What needs to be done
Set every line down exactly, from the one that has "Parse this chart and return its data as JSON." through the final one, and keep the pictures out.

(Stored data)
◇ ◇ ◇ ◇
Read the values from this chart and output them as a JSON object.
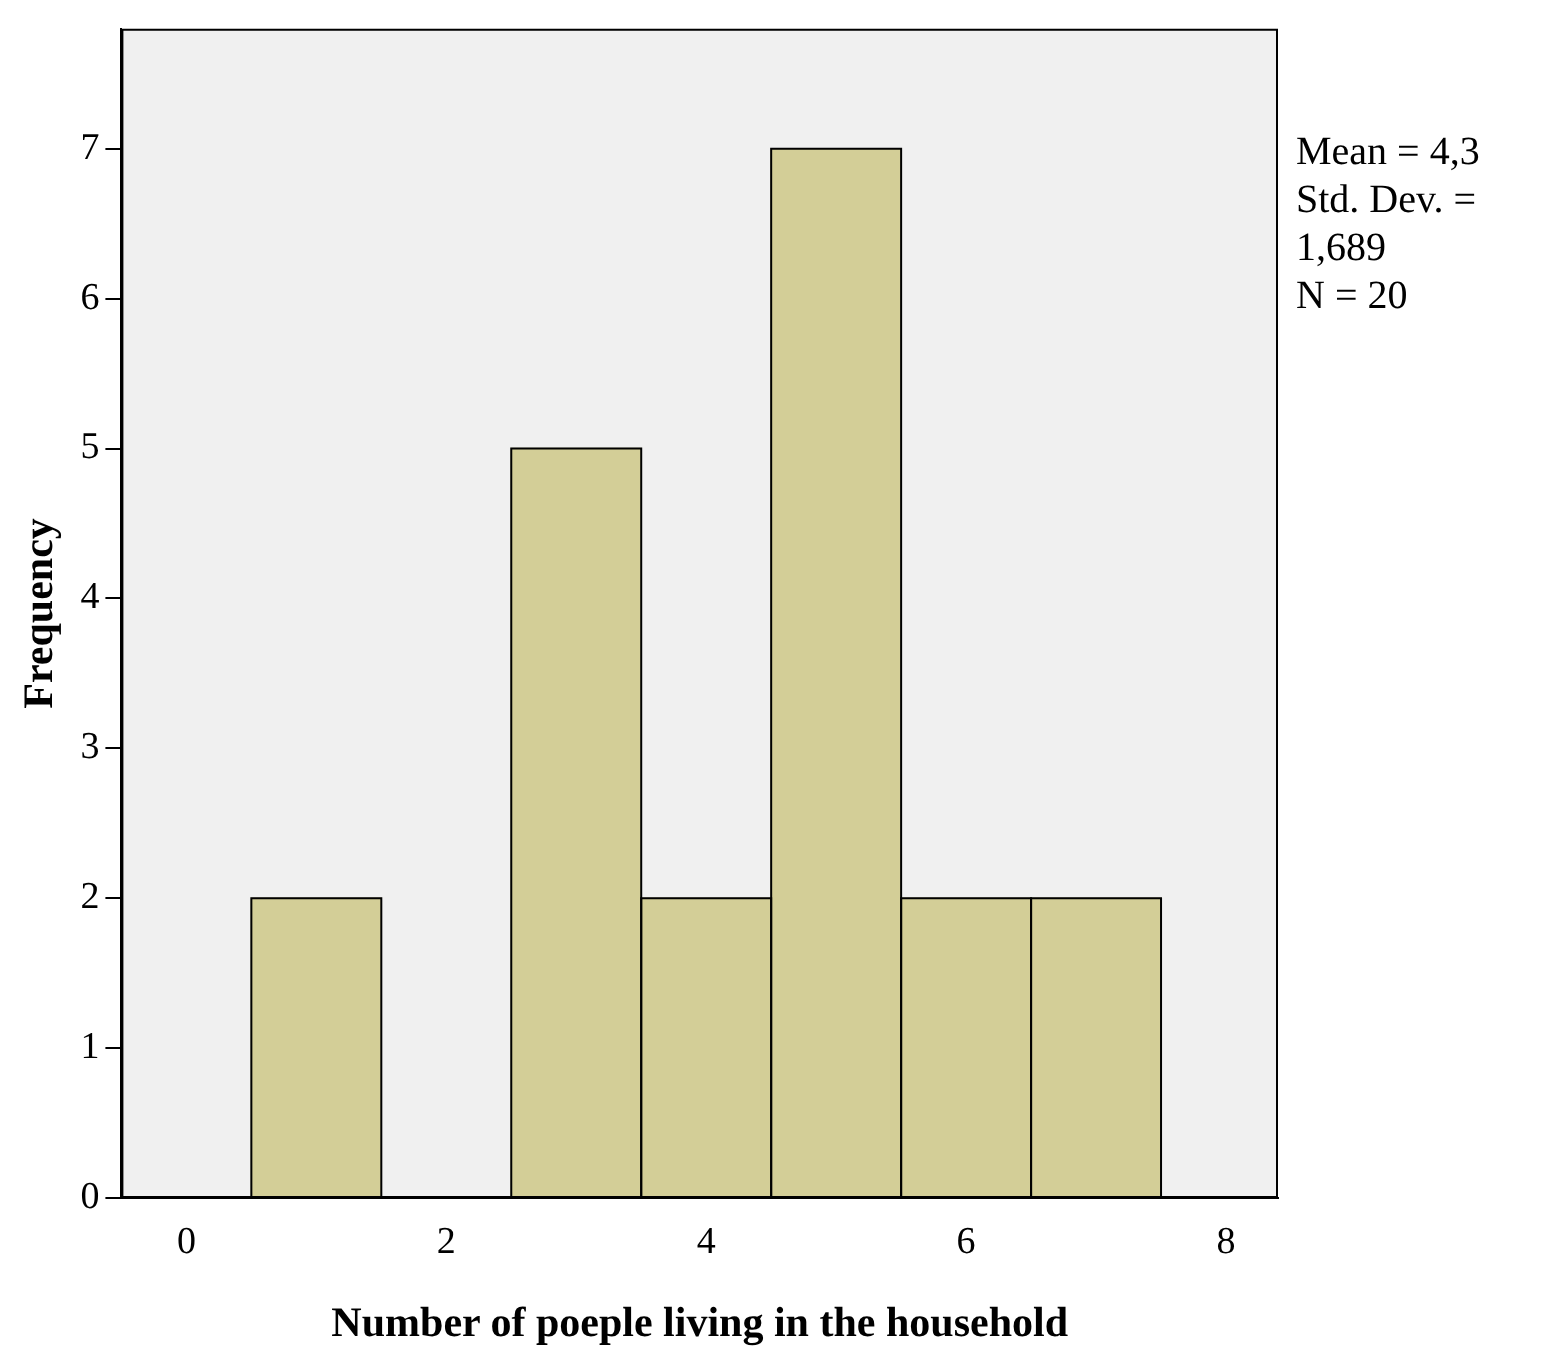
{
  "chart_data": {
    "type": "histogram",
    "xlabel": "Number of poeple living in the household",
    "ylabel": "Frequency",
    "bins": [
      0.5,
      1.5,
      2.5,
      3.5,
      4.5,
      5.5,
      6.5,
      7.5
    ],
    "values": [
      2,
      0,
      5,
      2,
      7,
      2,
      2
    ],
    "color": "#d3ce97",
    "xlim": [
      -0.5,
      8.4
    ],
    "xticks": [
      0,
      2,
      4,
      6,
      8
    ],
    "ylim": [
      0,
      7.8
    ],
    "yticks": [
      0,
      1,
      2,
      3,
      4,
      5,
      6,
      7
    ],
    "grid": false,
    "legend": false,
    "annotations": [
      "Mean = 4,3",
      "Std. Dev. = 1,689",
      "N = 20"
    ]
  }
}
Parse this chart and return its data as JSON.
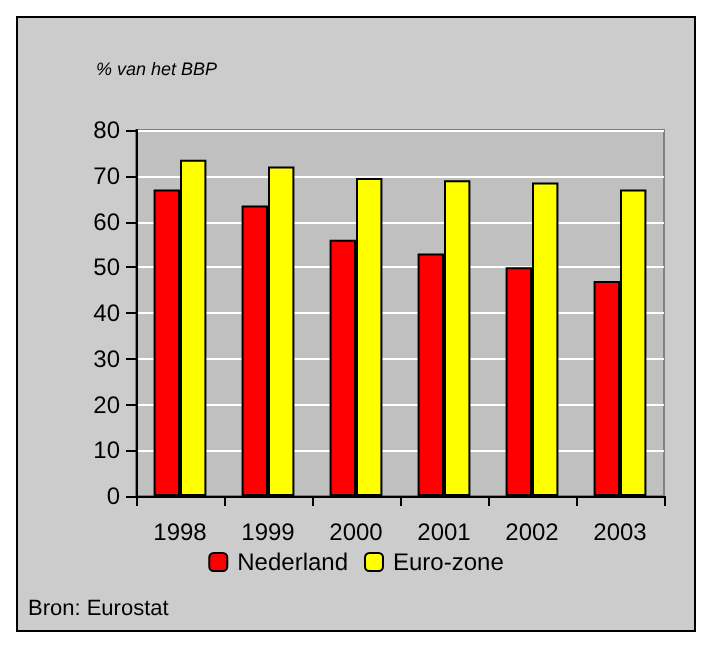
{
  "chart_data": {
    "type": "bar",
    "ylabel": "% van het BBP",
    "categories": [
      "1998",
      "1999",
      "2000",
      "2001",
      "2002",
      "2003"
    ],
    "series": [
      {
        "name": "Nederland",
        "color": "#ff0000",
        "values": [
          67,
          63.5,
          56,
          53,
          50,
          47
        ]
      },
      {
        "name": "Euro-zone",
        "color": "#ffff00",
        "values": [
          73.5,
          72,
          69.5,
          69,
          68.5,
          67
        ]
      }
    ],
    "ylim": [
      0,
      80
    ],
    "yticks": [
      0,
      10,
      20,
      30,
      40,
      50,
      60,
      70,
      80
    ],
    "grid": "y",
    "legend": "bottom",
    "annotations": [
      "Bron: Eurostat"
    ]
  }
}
◇ ◇ ◇ ◇
Written response
Parse this chart and return its data as JSON.
{
  "chart_data": {
    "type": "bar",
    "ylabel": "% van het BBP",
    "categories": [
      "1998",
      "1999",
      "2000",
      "2001",
      "2002",
      "2003"
    ],
    "series": [
      {
        "name": "Nederland",
        "color": "#ff0000",
        "values": [
          67,
          63.5,
          56,
          53,
          50,
          47
        ]
      },
      {
        "name": "Euro-zone",
        "color": "#ffff00",
        "values": [
          73.5,
          72,
          69.5,
          69,
          68.5,
          67
        ]
      }
    ],
    "ylim": [
      0,
      80
    ],
    "yticks": [
      0,
      10,
      20,
      30,
      40,
      50,
      60,
      70,
      80
    ],
    "grid": "y",
    "legend": "bottom",
    "annotations": [
      "Bron: Eurostat"
    ]
  }
}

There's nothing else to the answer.